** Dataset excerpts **

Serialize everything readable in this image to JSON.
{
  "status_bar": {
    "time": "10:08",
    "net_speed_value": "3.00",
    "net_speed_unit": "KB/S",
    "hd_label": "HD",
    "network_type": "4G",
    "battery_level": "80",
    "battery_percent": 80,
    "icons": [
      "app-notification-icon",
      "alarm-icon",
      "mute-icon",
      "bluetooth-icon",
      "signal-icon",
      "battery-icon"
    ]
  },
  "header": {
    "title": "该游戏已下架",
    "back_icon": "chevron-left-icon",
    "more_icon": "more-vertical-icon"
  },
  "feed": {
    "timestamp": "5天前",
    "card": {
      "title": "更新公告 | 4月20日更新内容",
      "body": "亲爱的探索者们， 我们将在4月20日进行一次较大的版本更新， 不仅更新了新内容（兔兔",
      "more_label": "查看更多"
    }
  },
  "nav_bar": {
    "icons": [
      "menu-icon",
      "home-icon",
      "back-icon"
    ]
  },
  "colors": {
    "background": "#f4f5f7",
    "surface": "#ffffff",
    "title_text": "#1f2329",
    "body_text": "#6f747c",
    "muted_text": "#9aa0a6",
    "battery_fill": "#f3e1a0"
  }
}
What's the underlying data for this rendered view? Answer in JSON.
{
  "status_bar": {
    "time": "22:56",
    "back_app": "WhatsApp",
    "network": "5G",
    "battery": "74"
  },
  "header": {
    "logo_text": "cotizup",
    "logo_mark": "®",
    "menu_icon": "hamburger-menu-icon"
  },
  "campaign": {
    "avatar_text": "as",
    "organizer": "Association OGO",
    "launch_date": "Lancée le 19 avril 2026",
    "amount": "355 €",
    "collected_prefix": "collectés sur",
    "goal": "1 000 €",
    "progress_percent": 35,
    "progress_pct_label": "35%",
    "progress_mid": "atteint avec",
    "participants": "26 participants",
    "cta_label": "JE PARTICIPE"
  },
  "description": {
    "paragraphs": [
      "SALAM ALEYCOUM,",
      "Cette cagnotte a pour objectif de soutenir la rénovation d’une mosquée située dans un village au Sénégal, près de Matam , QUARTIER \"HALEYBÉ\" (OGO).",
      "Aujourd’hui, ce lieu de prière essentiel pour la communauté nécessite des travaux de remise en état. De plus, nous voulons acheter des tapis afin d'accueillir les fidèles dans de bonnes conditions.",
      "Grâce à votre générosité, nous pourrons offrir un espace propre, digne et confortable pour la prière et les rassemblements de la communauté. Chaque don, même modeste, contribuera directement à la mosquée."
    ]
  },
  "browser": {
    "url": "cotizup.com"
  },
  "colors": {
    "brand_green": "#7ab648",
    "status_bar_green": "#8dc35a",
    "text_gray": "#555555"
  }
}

** GOAL **
Your task is to repeat the data exactly; please include every line.

** WRITTEN RESPONSE **
Serialize everything readable in this image to JSON.
{
  "status_bar": {
    "time": "10:08",
    "net_speed_value": "3.00",
    "net_speed_unit": "KB/S",
    "hd_label": "HD",
    "network_type": "4G",
    "battery_level": "80",
    "battery_percent": 80,
    "icons": [
      "app-notification-icon",
      "alarm-icon",
      "mute-icon",
      "bluetooth-icon",
      "signal-icon",
      "battery-icon"
    ]
  },
  "header": {
    "title": "该游戏已下架",
    "back_icon": "chevron-left-icon",
    "more_icon": "more-vertical-icon"
  },
  "feed": {
    "timestamp": "5天前",
    "card": {
      "title": "更新公告 | 4月20日更新内容",
      "body": "亲爱的探索者们， 我们将在4月20日进行一次较大的版本更新， 不仅更新了新内容（兔兔",
      "more_label": "查看更多"
    }
  },
  "nav_bar": {
    "icons": [
      "menu-icon",
      "home-icon",
      "back-icon"
    ]
  },
  "colors": {
    "background": "#f4f5f7",
    "surface": "#ffffff",
    "title_text": "#1f2329",
    "body_text": "#6f747c",
    "muted_text": "#9aa0a6",
    "battery_fill": "#f3e1a0"
  }
}
What's the underlying data for this rendered view? Answer in JSON.
{
  "status_bar": {
    "time": "22:56",
    "back_app": "WhatsApp",
    "network": "5G",
    "battery": "74"
  },
  "header": {
    "logo_text": "cotizup",
    "logo_mark": "®",
    "menu_icon": "hamburger-menu-icon"
  },
  "campaign": {
    "avatar_text": "as",
    "organizer": "Association OGO",
    "launch_date": "Lancée le 19 avril 2026",
    "amount": "355 €",
    "collected_prefix": "collectés sur",
    "goal": "1 000 €",
    "progress_percent": 35,
    "progress_pct_label": "35%",
    "progress_mid": "atteint avec",
    "participants": "26 participants",
    "cta_label": "JE PARTICIPE"
  },
  "description": {
    "paragraphs": [
      "SALAM ALEYCOUM,",
      "Cette cagnotte a pour objectif de soutenir la rénovation d’une mosquée située dans un village au Sénégal, près de Matam , QUARTIER \"HALEYBÉ\" (OGO).",
      "Aujourd’hui, ce lieu de prière essentiel pour la communauté nécessite des travaux de remise en état. De plus, nous voulons acheter des tapis afin d'accueillir les fidèles dans de bonnes conditions.",
      "Grâce à votre générosité, nous pourrons offrir un espace propre, digne et confortable pour la prière et les rassemblements de la communauté. Chaque don, même modeste, contribuera directement à la mosquée."
    ]
  },
  "browser": {
    "url": "cotizup.com"
  },
  "colors": {
    "brand_green": "#7ab648",
    "status_bar_green": "#8dc35a",
    "text_gray": "#555555"
  }
}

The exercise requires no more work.